╭─ Source data

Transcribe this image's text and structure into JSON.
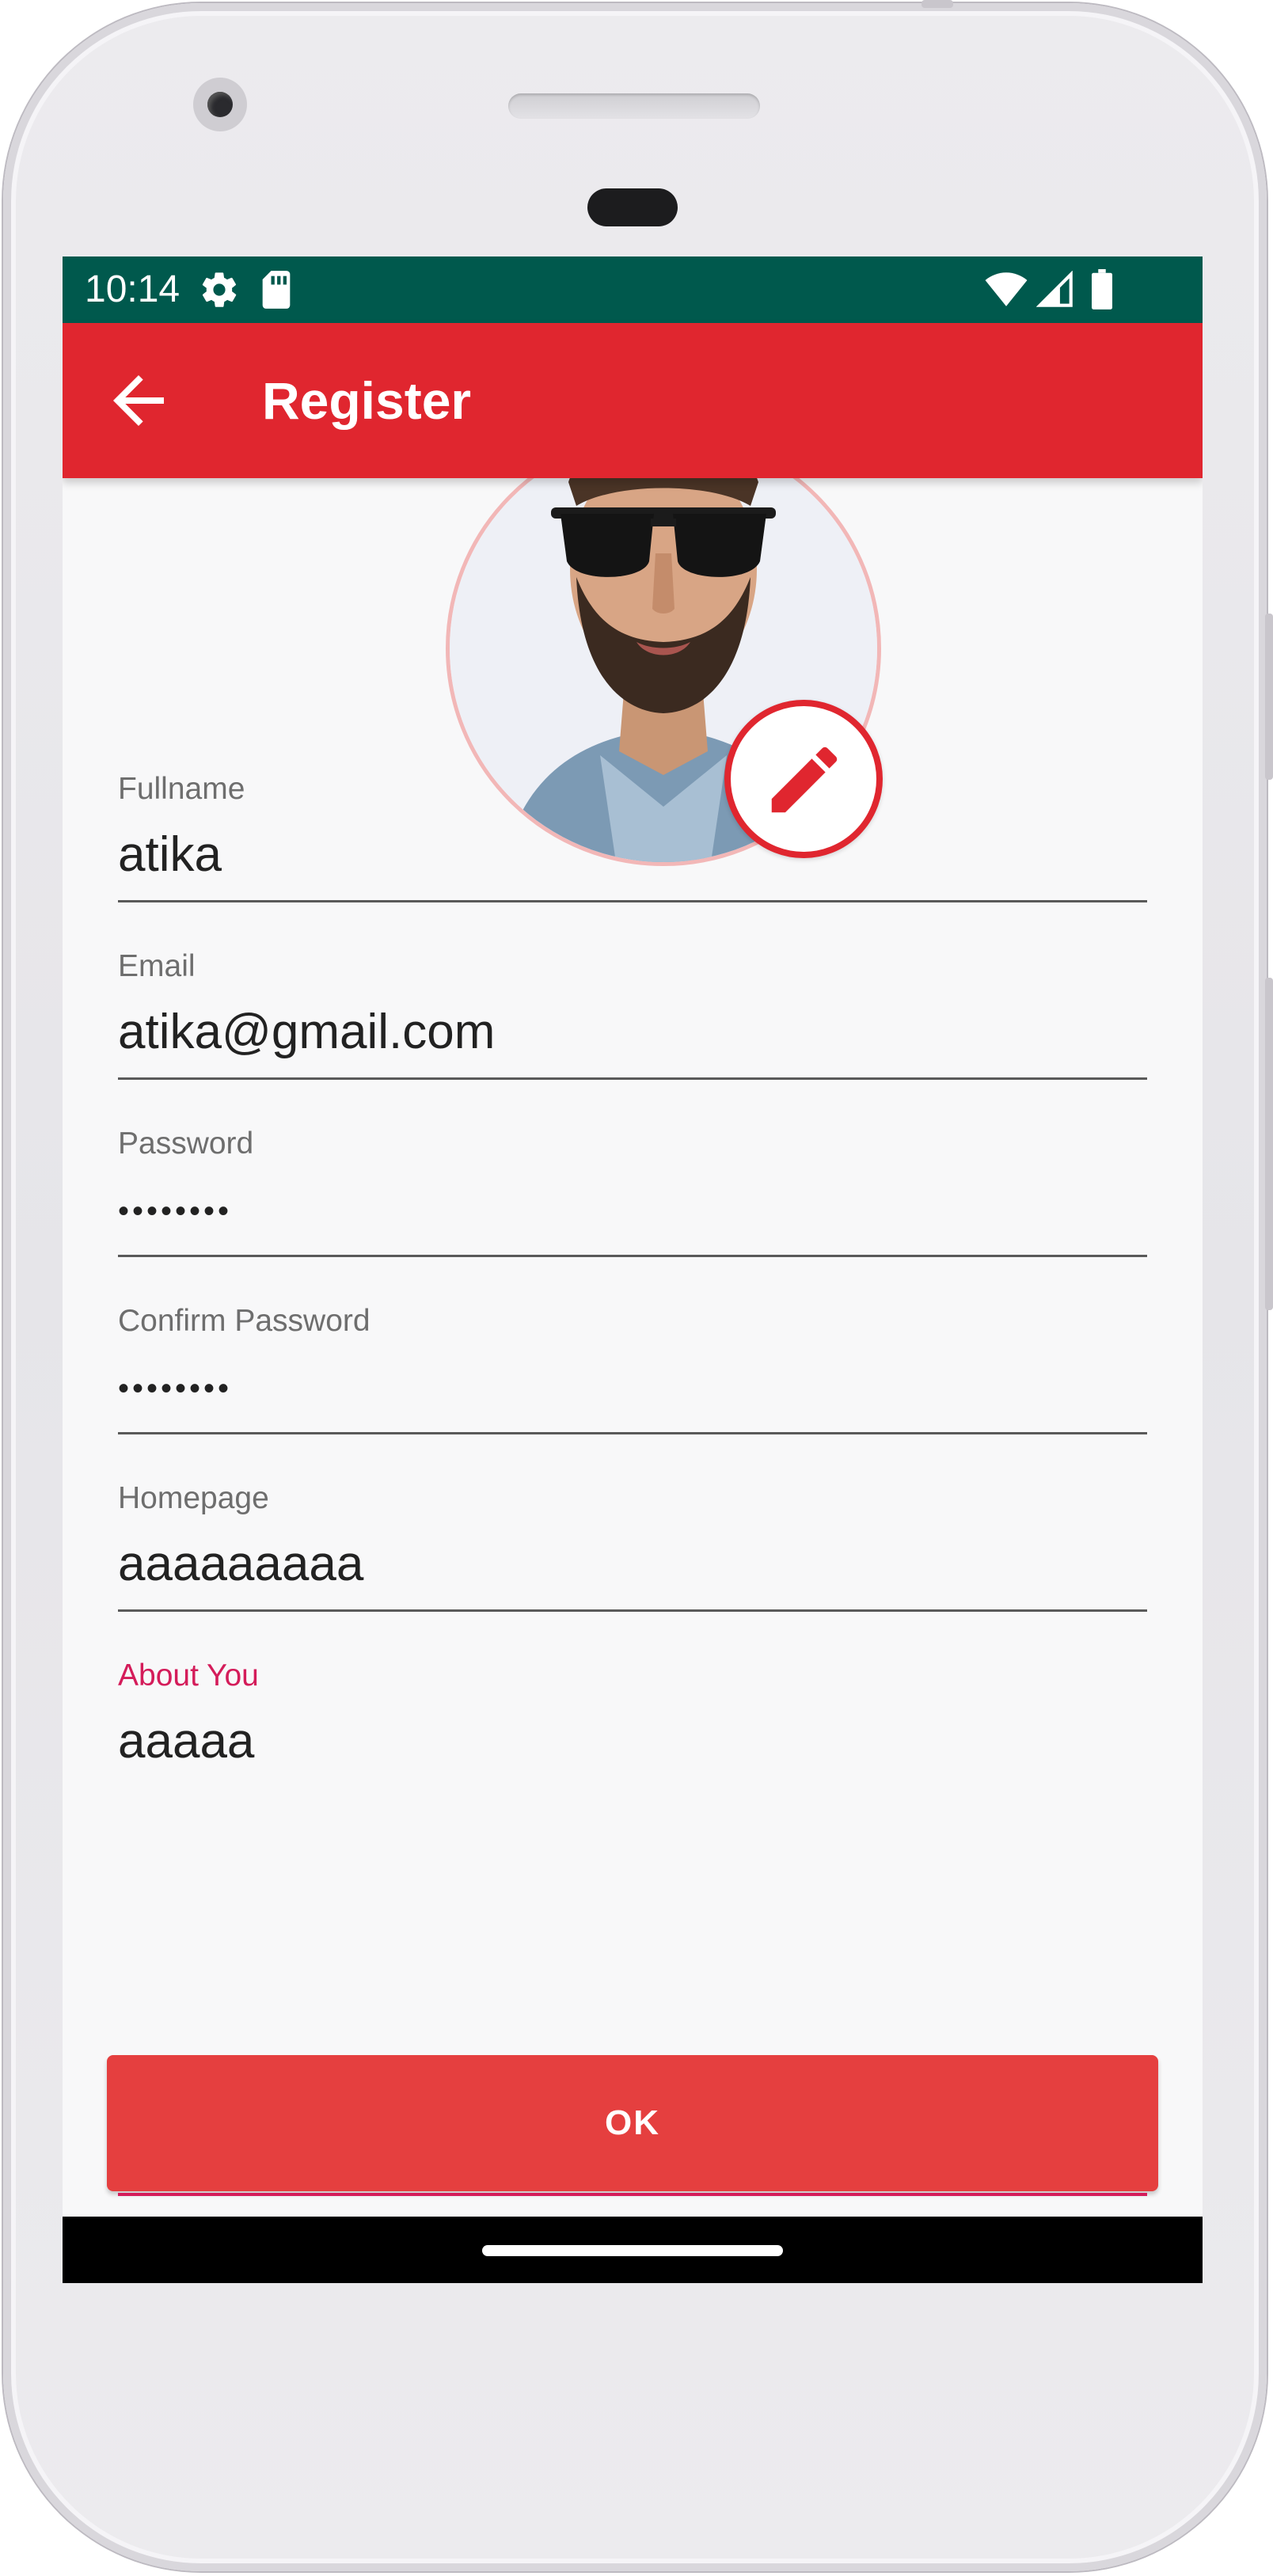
{
  "status_bar": {
    "time": "10:14",
    "icons": [
      "settings-gear-icon",
      "sd-card-icon",
      "wifi-icon",
      "cellular-signal-icon",
      "battery-icon"
    ],
    "background_color": "#00594d"
  },
  "app_bar": {
    "title": "Register",
    "back_icon": "arrow-back-icon",
    "background_color": "#e0262f"
  },
  "avatar": {
    "edit_icon": "pencil-icon",
    "accent_color": "#e0262f"
  },
  "form": {
    "fullname": {
      "label": "Fullname",
      "value": "atika"
    },
    "email": {
      "label": "Email",
      "value": "atika@gmail.com"
    },
    "password": {
      "label": "Password",
      "value": "••••••••"
    },
    "confirm_password": {
      "label": "Confirm Password",
      "value": "••••••••"
    },
    "homepage": {
      "label": "Homepage",
      "value": "aaaaaaaaa"
    },
    "about_you": {
      "label": "About You",
      "value": "aaaaa",
      "focused": true
    }
  },
  "actions": {
    "ok_label": "OK",
    "ok_color": "#e53f3f"
  },
  "colors": {
    "focus_accent": "#d41c5a",
    "screen_background": "#f8f8f9"
  }
}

╰─

- _Task goal_
Output the lines above in full and exactly as given, omitting any pictures.

- _Final result_
Transcribe this image's text and structure into JSON.
{
  "status_bar": {
    "time": "10:14",
    "icons": [
      "settings-gear-icon",
      "sd-card-icon",
      "wifi-icon",
      "cellular-signal-icon",
      "battery-icon"
    ],
    "background_color": "#00594d"
  },
  "app_bar": {
    "title": "Register",
    "back_icon": "arrow-back-icon",
    "background_color": "#e0262f"
  },
  "avatar": {
    "edit_icon": "pencil-icon",
    "accent_color": "#e0262f"
  },
  "form": {
    "fullname": {
      "label": "Fullname",
      "value": "atika"
    },
    "email": {
      "label": "Email",
      "value": "atika@gmail.com"
    },
    "password": {
      "label": "Password",
      "value": "••••••••"
    },
    "confirm_password": {
      "label": "Confirm Password",
      "value": "••••••••"
    },
    "homepage": {
      "label": "Homepage",
      "value": "aaaaaaaaa"
    },
    "about_you": {
      "label": "About You",
      "value": "aaaaa",
      "focused": true
    }
  },
  "actions": {
    "ok_label": "OK",
    "ok_color": "#e53f3f"
  },
  "colors": {
    "focus_accent": "#d41c5a",
    "screen_background": "#f8f8f9"
  }
}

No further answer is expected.